**The exercise:**
Each line of the material must be returned exactly.

* start *

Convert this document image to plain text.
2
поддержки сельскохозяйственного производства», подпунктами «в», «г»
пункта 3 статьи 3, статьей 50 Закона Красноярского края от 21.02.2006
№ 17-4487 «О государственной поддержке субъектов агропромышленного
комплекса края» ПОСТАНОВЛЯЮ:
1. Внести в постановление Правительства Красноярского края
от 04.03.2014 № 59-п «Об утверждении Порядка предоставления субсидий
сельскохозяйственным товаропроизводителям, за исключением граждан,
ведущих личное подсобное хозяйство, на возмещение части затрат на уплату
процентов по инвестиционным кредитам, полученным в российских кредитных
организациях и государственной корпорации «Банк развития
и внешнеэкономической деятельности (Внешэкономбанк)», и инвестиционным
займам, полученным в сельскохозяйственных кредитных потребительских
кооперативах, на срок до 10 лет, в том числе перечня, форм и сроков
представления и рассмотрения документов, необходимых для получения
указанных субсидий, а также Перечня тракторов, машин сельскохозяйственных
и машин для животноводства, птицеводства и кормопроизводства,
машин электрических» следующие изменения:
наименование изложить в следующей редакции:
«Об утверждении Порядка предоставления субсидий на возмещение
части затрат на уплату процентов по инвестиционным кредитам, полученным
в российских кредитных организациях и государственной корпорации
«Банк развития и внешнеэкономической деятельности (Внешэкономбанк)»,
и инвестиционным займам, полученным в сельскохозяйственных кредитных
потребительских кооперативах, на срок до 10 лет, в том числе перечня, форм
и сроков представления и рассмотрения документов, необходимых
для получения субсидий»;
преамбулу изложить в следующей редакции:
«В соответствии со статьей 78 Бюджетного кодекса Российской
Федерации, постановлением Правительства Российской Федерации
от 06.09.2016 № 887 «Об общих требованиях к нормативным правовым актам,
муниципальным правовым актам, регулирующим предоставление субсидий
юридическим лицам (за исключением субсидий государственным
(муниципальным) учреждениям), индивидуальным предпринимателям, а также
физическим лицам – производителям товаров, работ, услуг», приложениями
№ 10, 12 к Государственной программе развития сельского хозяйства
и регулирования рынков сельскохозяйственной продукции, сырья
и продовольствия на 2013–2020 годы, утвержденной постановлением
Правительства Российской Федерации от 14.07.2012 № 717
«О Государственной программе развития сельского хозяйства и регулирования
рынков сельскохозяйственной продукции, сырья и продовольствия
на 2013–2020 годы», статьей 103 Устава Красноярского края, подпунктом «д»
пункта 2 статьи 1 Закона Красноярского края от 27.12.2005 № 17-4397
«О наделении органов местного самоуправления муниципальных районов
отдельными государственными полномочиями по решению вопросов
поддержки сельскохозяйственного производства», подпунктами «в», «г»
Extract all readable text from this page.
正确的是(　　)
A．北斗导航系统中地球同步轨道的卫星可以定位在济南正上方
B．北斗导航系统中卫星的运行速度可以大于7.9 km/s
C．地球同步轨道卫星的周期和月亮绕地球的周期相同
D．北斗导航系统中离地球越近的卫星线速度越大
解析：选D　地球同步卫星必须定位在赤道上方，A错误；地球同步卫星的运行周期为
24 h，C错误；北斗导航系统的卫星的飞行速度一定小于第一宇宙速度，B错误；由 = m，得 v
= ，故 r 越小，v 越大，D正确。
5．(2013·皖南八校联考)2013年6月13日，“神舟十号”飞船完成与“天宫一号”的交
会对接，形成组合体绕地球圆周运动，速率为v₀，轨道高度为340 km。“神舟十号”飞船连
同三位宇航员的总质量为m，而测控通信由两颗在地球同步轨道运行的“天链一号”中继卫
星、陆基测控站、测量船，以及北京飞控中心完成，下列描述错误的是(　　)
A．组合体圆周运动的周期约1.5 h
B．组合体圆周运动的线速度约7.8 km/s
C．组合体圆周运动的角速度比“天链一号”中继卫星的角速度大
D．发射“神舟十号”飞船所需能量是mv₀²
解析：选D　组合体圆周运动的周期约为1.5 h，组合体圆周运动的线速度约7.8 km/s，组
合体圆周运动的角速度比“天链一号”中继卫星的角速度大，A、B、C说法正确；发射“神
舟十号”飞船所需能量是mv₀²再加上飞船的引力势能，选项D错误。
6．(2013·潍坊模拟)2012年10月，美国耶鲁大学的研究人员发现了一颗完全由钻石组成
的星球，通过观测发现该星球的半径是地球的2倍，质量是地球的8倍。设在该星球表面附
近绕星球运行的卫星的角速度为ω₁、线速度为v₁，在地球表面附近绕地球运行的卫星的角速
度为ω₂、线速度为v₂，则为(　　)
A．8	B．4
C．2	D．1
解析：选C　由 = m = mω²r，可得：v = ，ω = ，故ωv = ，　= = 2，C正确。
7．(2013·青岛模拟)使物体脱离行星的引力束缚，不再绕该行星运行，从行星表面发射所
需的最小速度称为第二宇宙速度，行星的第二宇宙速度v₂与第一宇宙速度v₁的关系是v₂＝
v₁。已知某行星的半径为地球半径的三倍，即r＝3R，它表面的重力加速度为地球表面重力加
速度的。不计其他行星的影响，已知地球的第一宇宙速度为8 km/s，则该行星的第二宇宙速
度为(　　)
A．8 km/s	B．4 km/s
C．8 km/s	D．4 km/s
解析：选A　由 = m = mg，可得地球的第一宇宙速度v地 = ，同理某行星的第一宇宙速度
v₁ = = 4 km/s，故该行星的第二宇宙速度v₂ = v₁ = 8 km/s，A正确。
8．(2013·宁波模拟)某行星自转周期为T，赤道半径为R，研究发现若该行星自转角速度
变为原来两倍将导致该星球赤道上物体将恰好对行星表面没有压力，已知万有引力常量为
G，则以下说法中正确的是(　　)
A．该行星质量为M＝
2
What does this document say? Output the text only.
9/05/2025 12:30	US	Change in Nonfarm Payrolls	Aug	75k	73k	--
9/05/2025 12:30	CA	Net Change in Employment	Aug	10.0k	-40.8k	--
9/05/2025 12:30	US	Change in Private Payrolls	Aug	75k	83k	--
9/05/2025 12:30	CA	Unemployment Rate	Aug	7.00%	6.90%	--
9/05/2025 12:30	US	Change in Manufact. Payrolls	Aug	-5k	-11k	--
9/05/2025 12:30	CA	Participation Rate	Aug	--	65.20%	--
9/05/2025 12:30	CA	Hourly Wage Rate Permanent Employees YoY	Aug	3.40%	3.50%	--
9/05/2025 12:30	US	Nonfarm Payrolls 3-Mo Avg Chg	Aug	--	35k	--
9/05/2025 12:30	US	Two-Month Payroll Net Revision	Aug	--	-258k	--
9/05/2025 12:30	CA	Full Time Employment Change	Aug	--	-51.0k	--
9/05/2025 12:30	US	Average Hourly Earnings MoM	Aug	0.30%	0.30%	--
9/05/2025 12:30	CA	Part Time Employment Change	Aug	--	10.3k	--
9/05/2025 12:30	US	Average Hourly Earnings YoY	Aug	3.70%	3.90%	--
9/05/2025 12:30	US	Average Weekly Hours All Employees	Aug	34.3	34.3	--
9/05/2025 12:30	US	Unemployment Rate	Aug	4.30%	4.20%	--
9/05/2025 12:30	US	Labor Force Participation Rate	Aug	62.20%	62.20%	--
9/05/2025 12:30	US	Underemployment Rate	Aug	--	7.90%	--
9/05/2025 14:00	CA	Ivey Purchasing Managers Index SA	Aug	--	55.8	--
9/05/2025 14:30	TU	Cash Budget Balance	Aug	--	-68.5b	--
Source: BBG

* end *

**Task result:**
Convert this document image to plain text.
2
поддержки сельскохозяйственного производства», подпунктами «в», «г»
пункта 3 статьи 3, статьей 50 Закона Красноярского края от 21.02.2006
№ 17-4487 «О государственной поддержке субъектов агропромышленного
комплекса края» ПОСТАНОВЛЯЮ:
1. Внести в постановление Правительства Красноярского края
от 04.03.2014 № 59-п «Об утверждении Порядка предоставления субсидий
сельскохозяйственным товаропроизводителям, за исключением граждан,
ведущих личное подсобное хозяйство, на возмещение части затрат на уплату
процентов по инвестиционным кредитам, полученным в российских кредитных
организациях и государственной корпорации «Банк развития
и внешнеэкономической деятельности (Внешэкономбанк)», и инвестиционным
займам, полученным в сельскохозяйственных кредитных потребительских
кооперативах, на срок до 10 лет, в том числе перечня, форм и сроков
представления и рассмотрения документов, необходимых для получения
указанных субсидий, а также Перечня тракторов, машин сельскохозяйственных
и машин для животноводства, птицеводства и кормопроизводства,
машин электрических» следующие изменения:
наименование изложить в следующей редакции:
«Об утверждении Порядка предоставления субсидий на возмещение
части затрат на уплату процентов по инвестиционным кредитам, полученным
в российских кредитных организациях и государственной корпорации
«Банк развития и внешнеэкономической деятельности (Внешэкономбанк)»,
и инвестиционным займам, полученным в сельскохозяйственных кредитных
потребительских кооперативах, на срок до 10 лет, в том числе перечня, форм
и сроков представления и рассмотрения документов, необходимых
для получения субсидий»;
преамбулу изложить в следующей редакции:
«В соответствии со статьей 78 Бюджетного кодекса Российской
Федерации, постановлением Правительства Российской Федерации
от 06.09.2016 № 887 «Об общих требованиях к нормативным правовым актам,
муниципальным правовым актам, регулирующим предоставление субсидий
юридическим лицам (за исключением субсидий государственным
(муниципальным) учреждениям), индивидуальным предпринимателям, а также
физическим лицам – производителям товаров, работ, услуг», приложениями
№ 10, 12 к Государственной программе развития сельского хозяйства
и регулирования рынков сельскохозяйственной продукции, сырья
и продовольствия на 2013–2020 годы, утвержденной постановлением
Правительства Российской Федерации от 14.07.2012 № 717
«О Государственной программе развития сельского хозяйства и регулирования
рынков сельскохозяйственной продукции, сырья и продовольствия
на 2013–2020 годы», статьей 103 Устава Красноярского края, подпунктом «д»
пункта 2 статьи 1 Закона Красноярского края от 27.12.2005 № 17-4397
«О наделении органов местного самоуправления муниципальных районов
отдельными государственными полномочиями по решению вопросов
поддержки сельскохозяйственного производства», подпунктами «в», «г»
Extract all readable text from this page.
正确的是(　　)
A．北斗导航系统中地球同步轨道的卫星可以定位在济南正上方
B．北斗导航系统中卫星的运行速度可以大于7.9 km/s
C．地球同步轨道卫星的周期和月亮绕地球的周期相同
D．北斗导航系统中离地球越近的卫星线速度越大
解析：选D　地球同步卫星必须定位在赤道上方，A错误；地球同步卫星的运行周期为
24 h，C错误；北斗导航系统的卫星的飞行速度一定小于第一宇宙速度，B错误；由 = m，得 v
= ，故 r 越小，v 越大，D正确。
5．(2013·皖南八校联考)2013年6月13日，“神舟十号”飞船完成与“天宫一号”的交
会对接，形成组合体绕地球圆周运动，速率为v₀，轨道高度为340 km。“神舟十号”飞船连
同三位宇航员的总质量为m，而测控通信由两颗在地球同步轨道运行的“天链一号”中继卫
星、陆基测控站、测量船，以及北京飞控中心完成，下列描述错误的是(　　)
A．组合体圆周运动的周期约1.5 h
B．组合体圆周运动的线速度约7.8 km/s
C．组合体圆周运动的角速度比“天链一号”中继卫星的角速度大
D．发射“神舟十号”飞船所需能量是mv₀²
解析：选D　组合体圆周运动的周期约为1.5 h，组合体圆周运动的线速度约7.8 km/s，组
合体圆周运动的角速度比“天链一号”中继卫星的角速度大，A、B、C说法正确；发射“神
舟十号”飞船所需能量是mv₀²再加上飞船的引力势能，选项D错误。
6．(2013·潍坊模拟)2012年10月，美国耶鲁大学的研究人员发现了一颗完全由钻石组成
的星球，通过观测发现该星球的半径是地球的2倍，质量是地球的8倍。设在该星球表面附
近绕星球运行的卫星的角速度为ω₁、线速度为v₁，在地球表面附近绕地球运行的卫星的角速
度为ω₂、线速度为v₂，则为(　　)
A．8	B．4
C．2	D．1
解析：选C　由 = m = mω²r，可得：v = ，ω = ，故ωv = ，　= = 2，C正确。
7．(2013·青岛模拟)使物体脱离行星的引力束缚，不再绕该行星运行，从行星表面发射所
需的最小速度称为第二宇宙速度，行星的第二宇宙速度v₂与第一宇宙速度v₁的关系是v₂＝
v₁。已知某行星的半径为地球半径的三倍，即r＝3R，它表面的重力加速度为地球表面重力加
速度的。不计其他行星的影响，已知地球的第一宇宙速度为8 km/s，则该行星的第二宇宙速
度为(　　)
A．8 km/s	B．4 km/s
C．8 km/s	D．4 km/s
解析：选A　由 = m = mg，可得地球的第一宇宙速度v地 = ，同理某行星的第一宇宙速度
v₁ = = 4 km/s，故该行星的第二宇宙速度v₂ = v₁ = 8 km/s，A正确。
8．(2013·宁波模拟)某行星自转周期为T，赤道半径为R，研究发现若该行星自转角速度
变为原来两倍将导致该星球赤道上物体将恰好对行星表面没有压力，已知万有引力常量为
G，则以下说法中正确的是(　　)
A．该行星质量为M＝
2
What does this document say? Output the text only.
9/05/2025 12:30	US	Change in Nonfarm Payrolls	Aug	75k	73k	--
9/05/2025 12:30	CA	Net Change in Employment	Aug	10.0k	-40.8k	--
9/05/2025 12:30	US	Change in Private Payrolls	Aug	75k	83k	--
9/05/2025 12:30	CA	Unemployment Rate	Aug	7.00%	6.90%	--
9/05/2025 12:30	US	Change in Manufact. Payrolls	Aug	-5k	-11k	--
9/05/2025 12:30	CA	Participation Rate	Aug	--	65.20%	--
9/05/2025 12:30	CA	Hourly Wage Rate Permanent Employees YoY	Aug	3.40%	3.50%	--
9/05/2025 12:30	US	Nonfarm Payrolls 3-Mo Avg Chg	Aug	--	35k	--
9/05/2025 12:30	US	Two-Month Payroll Net Revision	Aug	--	-258k	--
9/05/2025 12:30	CA	Full Time Employment Change	Aug	--	-51.0k	--
9/05/2025 12:30	US	Average Hourly Earnings MoM	Aug	0.30%	0.30%	--
9/05/2025 12:30	CA	Part Time Employment Change	Aug	--	10.3k	--
9/05/2025 12:30	US	Average Hourly Earnings YoY	Aug	3.70%	3.90%	--
9/05/2025 12:30	US	Average Weekly Hours All Employees	Aug	34.3	34.3	--
9/05/2025 12:30	US	Unemployment Rate	Aug	4.30%	4.20%	--
9/05/2025 12:30	US	Labor Force Participation Rate	Aug	62.20%	62.20%	--
9/05/2025 12:30	US	Underemployment Rate	Aug	--	7.90%	--
9/05/2025 14:00	CA	Ivey Purchasing Managers Index SA	Aug	--	55.8	--
9/05/2025 14:30	TU	Cash Budget Balance	Aug	--	-68.5b	--
Source: BBG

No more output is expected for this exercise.